BEGIN RECORD EXCERPTS

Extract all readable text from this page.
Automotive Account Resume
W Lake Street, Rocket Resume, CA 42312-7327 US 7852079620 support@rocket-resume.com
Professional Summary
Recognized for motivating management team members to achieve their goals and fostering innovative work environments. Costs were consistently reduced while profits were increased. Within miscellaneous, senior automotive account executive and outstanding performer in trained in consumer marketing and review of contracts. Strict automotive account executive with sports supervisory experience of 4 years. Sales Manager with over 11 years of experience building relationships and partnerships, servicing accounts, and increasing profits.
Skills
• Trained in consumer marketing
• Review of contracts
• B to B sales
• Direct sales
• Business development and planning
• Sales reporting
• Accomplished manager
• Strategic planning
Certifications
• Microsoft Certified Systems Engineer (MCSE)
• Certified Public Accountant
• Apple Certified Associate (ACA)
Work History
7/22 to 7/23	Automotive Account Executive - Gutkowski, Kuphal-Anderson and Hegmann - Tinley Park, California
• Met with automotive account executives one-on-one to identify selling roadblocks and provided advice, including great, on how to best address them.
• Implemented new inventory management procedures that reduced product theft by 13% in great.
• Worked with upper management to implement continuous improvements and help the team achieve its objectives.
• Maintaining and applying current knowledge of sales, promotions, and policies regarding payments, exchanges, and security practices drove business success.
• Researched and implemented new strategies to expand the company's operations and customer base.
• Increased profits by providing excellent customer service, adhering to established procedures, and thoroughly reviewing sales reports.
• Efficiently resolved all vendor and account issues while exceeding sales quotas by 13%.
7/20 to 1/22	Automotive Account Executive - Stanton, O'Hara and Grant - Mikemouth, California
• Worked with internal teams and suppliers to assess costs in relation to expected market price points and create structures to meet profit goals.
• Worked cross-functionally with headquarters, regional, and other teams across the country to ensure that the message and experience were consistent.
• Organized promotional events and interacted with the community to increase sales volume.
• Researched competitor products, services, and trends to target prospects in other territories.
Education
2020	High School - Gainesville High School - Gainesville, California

END RECORD EXCERPTS

### WHAT IS EXPECTED
Please output the complete data exactly.

### RESULT
Extract all readable text from this page.
Automotive Account Resume
W Lake Street, Rocket Resume, CA 42312-7327 US 7852079620 support@rocket-resume.com
Professional Summary
Recognized for motivating management team members to achieve their goals and fostering innovative work environments. Costs were consistently reduced while profits were increased. Within miscellaneous, senior automotive account executive and outstanding performer in trained in consumer marketing and review of contracts. Strict automotive account executive with sports supervisory experience of 4 years. Sales Manager with over 11 years of experience building relationships and partnerships, servicing accounts, and increasing profits.
Skills
• Trained in consumer marketing
• Review of contracts
• B to B sales
• Direct sales
• Business development and planning
• Sales reporting
• Accomplished manager
• Strategic planning
Certifications
• Microsoft Certified Systems Engineer (MCSE)
• Certified Public Accountant
• Apple Certified Associate (ACA)
Work History
7/22 to 7/23	Automotive Account Executive - Gutkowski, Kuphal-Anderson and Hegmann - Tinley Park, California
• Met with automotive account executives one-on-one to identify selling roadblocks and provided advice, including great, on how to best address them.
• Implemented new inventory management procedures that reduced product theft by 13% in great.
• Worked with upper management to implement continuous improvements and help the team achieve its objectives.
• Maintaining and applying current knowledge of sales, promotions, and policies regarding payments, exchanges, and security practices drove business success.
• Researched and implemented new strategies to expand the company's operations and customer base.
• Increased profits by providing excellent customer service, adhering to established procedures, and thoroughly reviewing sales reports.
• Efficiently resolved all vendor and account issues while exceeding sales quotas by 13%.
7/20 to 1/22	Automotive Account Executive - Stanton, O'Hara and Grant - Mikemouth, California
• Worked with internal teams and suppliers to assess costs in relation to expected market price points and create structures to meet profit goals.
• Worked cross-functionally with headquarters, regional, and other teams across the country to ensure that the message and experience were consistent.
• Organized promotional events and interacted with the community to increase sales volume.
• Researched competitor products, services, and trends to target prospects in other territories.
Education
2020	High School - Gainesville High School - Gainesville, California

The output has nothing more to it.